> _AIM OF THE TASK_
Repeat all of the data precisely.

-- Begin --

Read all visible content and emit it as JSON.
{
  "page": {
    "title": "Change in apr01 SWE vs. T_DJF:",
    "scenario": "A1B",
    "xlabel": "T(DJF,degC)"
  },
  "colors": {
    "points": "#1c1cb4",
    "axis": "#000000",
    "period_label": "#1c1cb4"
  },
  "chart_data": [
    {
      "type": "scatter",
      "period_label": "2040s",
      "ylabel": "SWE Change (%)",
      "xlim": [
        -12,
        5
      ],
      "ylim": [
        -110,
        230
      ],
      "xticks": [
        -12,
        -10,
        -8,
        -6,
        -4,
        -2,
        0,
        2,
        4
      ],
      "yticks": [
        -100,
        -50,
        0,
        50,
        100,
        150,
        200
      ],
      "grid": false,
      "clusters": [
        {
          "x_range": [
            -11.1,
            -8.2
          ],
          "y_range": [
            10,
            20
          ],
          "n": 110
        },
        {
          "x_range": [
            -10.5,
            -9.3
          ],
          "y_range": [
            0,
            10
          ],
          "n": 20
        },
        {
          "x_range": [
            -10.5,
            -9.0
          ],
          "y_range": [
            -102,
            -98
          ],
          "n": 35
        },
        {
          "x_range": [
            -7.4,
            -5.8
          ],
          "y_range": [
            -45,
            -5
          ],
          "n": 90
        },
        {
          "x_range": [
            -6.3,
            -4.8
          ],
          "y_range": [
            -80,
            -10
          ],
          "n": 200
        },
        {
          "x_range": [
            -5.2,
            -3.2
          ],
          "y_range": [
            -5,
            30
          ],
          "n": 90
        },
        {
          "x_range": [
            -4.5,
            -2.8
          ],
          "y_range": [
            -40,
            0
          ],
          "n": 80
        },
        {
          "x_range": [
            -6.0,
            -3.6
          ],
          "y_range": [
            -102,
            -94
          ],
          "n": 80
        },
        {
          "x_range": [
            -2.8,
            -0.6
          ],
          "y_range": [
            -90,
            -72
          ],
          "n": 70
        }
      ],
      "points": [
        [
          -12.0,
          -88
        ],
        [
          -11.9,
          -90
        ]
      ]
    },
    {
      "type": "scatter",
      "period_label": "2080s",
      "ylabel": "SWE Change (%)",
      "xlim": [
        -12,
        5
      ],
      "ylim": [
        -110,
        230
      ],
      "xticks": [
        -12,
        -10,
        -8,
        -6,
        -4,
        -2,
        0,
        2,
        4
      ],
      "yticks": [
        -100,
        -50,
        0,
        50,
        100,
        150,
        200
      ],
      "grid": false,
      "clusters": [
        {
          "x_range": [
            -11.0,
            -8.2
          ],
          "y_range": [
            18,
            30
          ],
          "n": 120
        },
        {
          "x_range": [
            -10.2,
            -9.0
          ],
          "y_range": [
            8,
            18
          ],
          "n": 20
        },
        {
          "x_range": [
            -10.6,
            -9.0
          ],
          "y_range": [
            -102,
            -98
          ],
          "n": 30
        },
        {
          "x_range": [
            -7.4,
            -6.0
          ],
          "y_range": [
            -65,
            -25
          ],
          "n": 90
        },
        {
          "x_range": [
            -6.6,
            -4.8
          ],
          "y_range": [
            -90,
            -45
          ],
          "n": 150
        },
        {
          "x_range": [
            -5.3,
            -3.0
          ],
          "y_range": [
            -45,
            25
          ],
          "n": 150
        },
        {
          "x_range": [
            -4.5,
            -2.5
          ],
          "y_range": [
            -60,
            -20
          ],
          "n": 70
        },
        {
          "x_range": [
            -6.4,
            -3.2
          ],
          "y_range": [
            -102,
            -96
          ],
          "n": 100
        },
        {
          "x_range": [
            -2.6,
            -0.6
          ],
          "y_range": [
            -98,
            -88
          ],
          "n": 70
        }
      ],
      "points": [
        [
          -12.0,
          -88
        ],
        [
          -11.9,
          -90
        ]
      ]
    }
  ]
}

-- End --

> _SOLUTION_
Read all visible content and emit it as JSON.
{
  "page": {
    "title": "Change in apr01 SWE vs. T_DJF:",
    "scenario": "A1B",
    "xlabel": "T(DJF,degC)"
  },
  "colors": {
    "points": "#1c1cb4",
    "axis": "#000000",
    "period_label": "#1c1cb4"
  },
  "chart_data": [
    {
      "type": "scatter",
      "period_label": "2040s",
      "ylabel": "SWE Change (%)",
      "xlim": [
        -12,
        5
      ],
      "ylim": [
        -110,
        230
      ],
      "xticks": [
        -12,
        -10,
        -8,
        -6,
        -4,
        -2,
        0,
        2,
        4
      ],
      "yticks": [
        -100,
        -50,
        0,
        50,
        100,
        150,
        200
      ],
      "grid": false,
      "clusters": [
        {
          "x_range": [
            -11.1,
            -8.2
          ],
          "y_range": [
            10,
            20
          ],
          "n": 110
        },
        {
          "x_range": [
            -10.5,
            -9.3
          ],
          "y_range": [
            0,
            10
          ],
          "n": 20
        },
        {
          "x_range": [
            -10.5,
            -9.0
          ],
          "y_range": [
            -102,
            -98
          ],
          "n": 35
        },
        {
          "x_range": [
            -7.4,
            -5.8
          ],
          "y_range": [
            -45,
            -5
          ],
          "n": 90
        },
        {
          "x_range": [
            -6.3,
            -4.8
          ],
          "y_range": [
            -80,
            -10
          ],
          "n": 200
        },
        {
          "x_range": [
            -5.2,
            -3.2
          ],
          "y_range": [
            -5,
            30
          ],
          "n": 90
        },
        {
          "x_range": [
            -4.5,
            -2.8
          ],
          "y_range": [
            -40,
            0
          ],
          "n": 80
        },
        {
          "x_range": [
            -6.0,
            -3.6
          ],
          "y_range": [
            -102,
            -94
          ],
          "n": 80
        },
        {
          "x_range": [
            -2.8,
            -0.6
          ],
          "y_range": [
            -90,
            -72
          ],
          "n": 70
        }
      ],
      "points": [
        [
          -12.0,
          -88
        ],
        [
          -11.9,
          -90
        ]
      ]
    },
    {
      "type": "scatter",
      "period_label": "2080s",
      "ylabel": "SWE Change (%)",
      "xlim": [
        -12,
        5
      ],
      "ylim": [
        -110,
        230
      ],
      "xticks": [
        -12,
        -10,
        -8,
        -6,
        -4,
        -2,
        0,
        2,
        4
      ],
      "yticks": [
        -100,
        -50,
        0,
        50,
        100,
        150,
        200
      ],
      "grid": false,
      "clusters": [
        {
          "x_range": [
            -11.0,
            -8.2
          ],
          "y_range": [
            18,
            30
          ],
          "n": 120
        },
        {
          "x_range": [
            -10.2,
            -9.0
          ],
          "y_range": [
            8,
            18
          ],
          "n": 20
        },
        {
          "x_range": [
            -10.6,
            -9.0
          ],
          "y_range": [
            -102,
            -98
          ],
          "n": 30
        },
        {
          "x_range": [
            -7.4,
            -6.0
          ],
          "y_range": [
            -65,
            -25
          ],
          "n": 90
        },
        {
          "x_range": [
            -6.6,
            -4.8
          ],
          "y_range": [
            -90,
            -45
          ],
          "n": 150
        },
        {
          "x_range": [
            -5.3,
            -3.0
          ],
          "y_range": [
            -45,
            25
          ],
          "n": 150
        },
        {
          "x_range": [
            -4.5,
            -2.5
          ],
          "y_range": [
            -60,
            -20
          ],
          "n": 70
        },
        {
          "x_range": [
            -6.4,
            -3.2
          ],
          "y_range": [
            -102,
            -96
          ],
          "n": 100
        },
        {
          "x_range": [
            -2.6,
            -0.6
          ],
          "y_range": [
            -98,
            -88
          ],
          "n": 70
        }
      ],
      "points": [
        [
          -12.0,
          -88
        ],
        [
          -11.9,
          -90
        ]
      ]
    }
  ]
}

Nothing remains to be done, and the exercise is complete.